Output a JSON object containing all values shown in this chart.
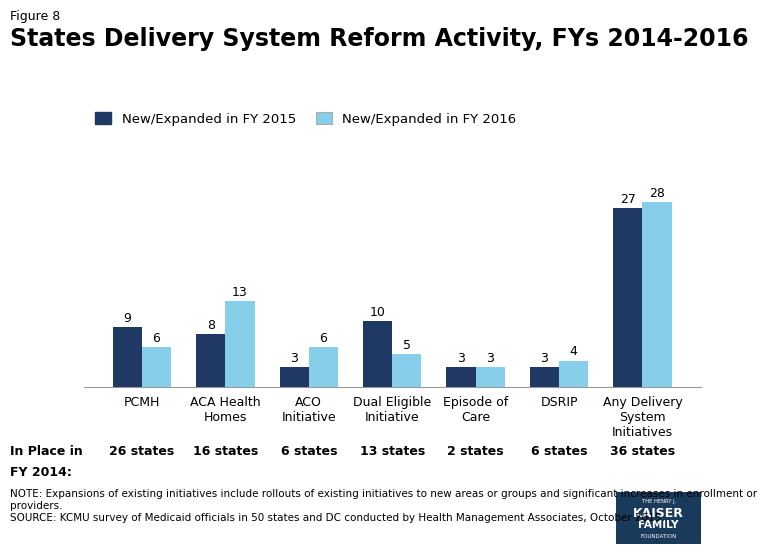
{
  "categories": [
    "PCMH",
    "ACA Health\nHomes",
    "ACO\nInitiative",
    "Dual Eligible\nInitiative",
    "Episode of\nCare",
    "DSRIP",
    "Any Delivery\nSystem\nInitiatives"
  ],
  "fy2015_values": [
    9,
    8,
    3,
    10,
    3,
    3,
    27
  ],
  "fy2016_values": [
    6,
    13,
    6,
    5,
    3,
    4,
    28
  ],
  "in_place_labels": [
    "26 states",
    "16 states",
    "6 states",
    "13 states",
    "2 states",
    "6 states",
    "36 states"
  ],
  "color_2015": "#1f3864",
  "color_2016": "#87ceeb",
  "title": "States Delivery System Reform Activity, FYs 2014-2016",
  "figure_label": "Figure 8",
  "legend_2015": "New/Expanded in FY 2015",
  "legend_2016": "New/Expanded in FY 2016",
  "in_place_prefix_line1": "In Place in",
  "in_place_prefix_line2": "FY 2014:",
  "note_text": "NOTE: Expansions of existing initiatives include rollouts of existing initiatives to new areas or groups and significant increases in enrollment or\nproviders.\nSOURCE: KCMU survey of Medicaid officials in 50 states and DC conducted by Health Management Associates, October 2015.",
  "ylim": [
    0,
    35
  ],
  "bar_width": 0.35,
  "background_color": "#ffffff",
  "logo_color": "#1a3a5c",
  "logo_text1": "THE HENRY J.",
  "logo_text2": "KAISER",
  "logo_text3": "FAMILY",
  "logo_text4": "FOUNDATION"
}
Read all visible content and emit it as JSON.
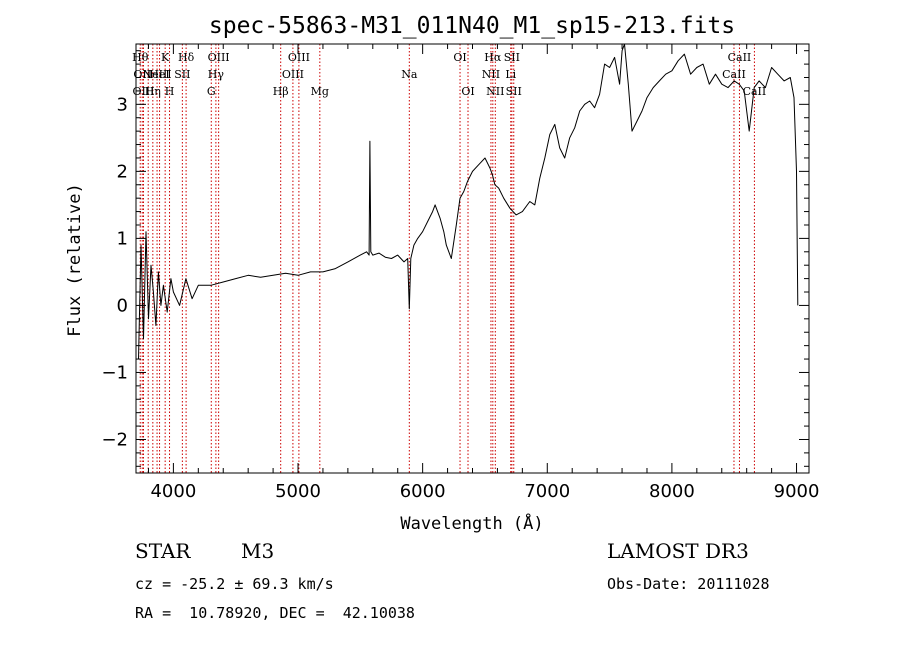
━━━━
* Goal of the exercise *
Exclude the pictures and transcribe all of the entries exactly.

* Task result *
Output a JSON object containing all values shown in this chart.
{
  "categories": [
    "PCMH",
    "ACA Health\nHomes",
    "ACO\nInitiative",
    "Dual Eligible\nInitiative",
    "Episode of\nCare",
    "DSRIP",
    "Any Delivery\nSystem\nInitiatives"
  ],
  "fy2015_values": [
    9,
    8,
    3,
    10,
    3,
    3,
    27
  ],
  "fy2016_values": [
    6,
    13,
    6,
    5,
    3,
    4,
    28
  ],
  "in_place_labels": [
    "26 states",
    "16 states",
    "6 states",
    "13 states",
    "2 states",
    "6 states",
    "36 states"
  ],
  "color_2015": "#1f3864",
  "color_2016": "#87ceeb",
  "title": "States Delivery System Reform Activity, FYs 2014-2016",
  "figure_label": "Figure 8",
  "legend_2015": "New/Expanded in FY 2015",
  "legend_2016": "New/Expanded in FY 2016",
  "in_place_prefix_line1": "In Place in",
  "in_place_prefix_line2": "FY 2014:",
  "note_text": "NOTE: Expansions of existing initiatives include rollouts of existing initiatives to new areas or groups and significant increases in enrollment or\nproviders.\nSOURCE: KCMU survey of Medicaid officials in 50 states and DC conducted by Health Management Associates, October 2015.",
  "ylim": [
    0,
    35
  ],
  "bar_width": 0.35,
  "background_color": "#ffffff",
  "logo_color": "#1a3a5c",
  "logo_text1": "THE HENRY J.",
  "logo_text2": "KAISER",
  "logo_text3": "FAMILY",
  "logo_text4": "FOUNDATION"
}
Read all visible content and emit it as JSON.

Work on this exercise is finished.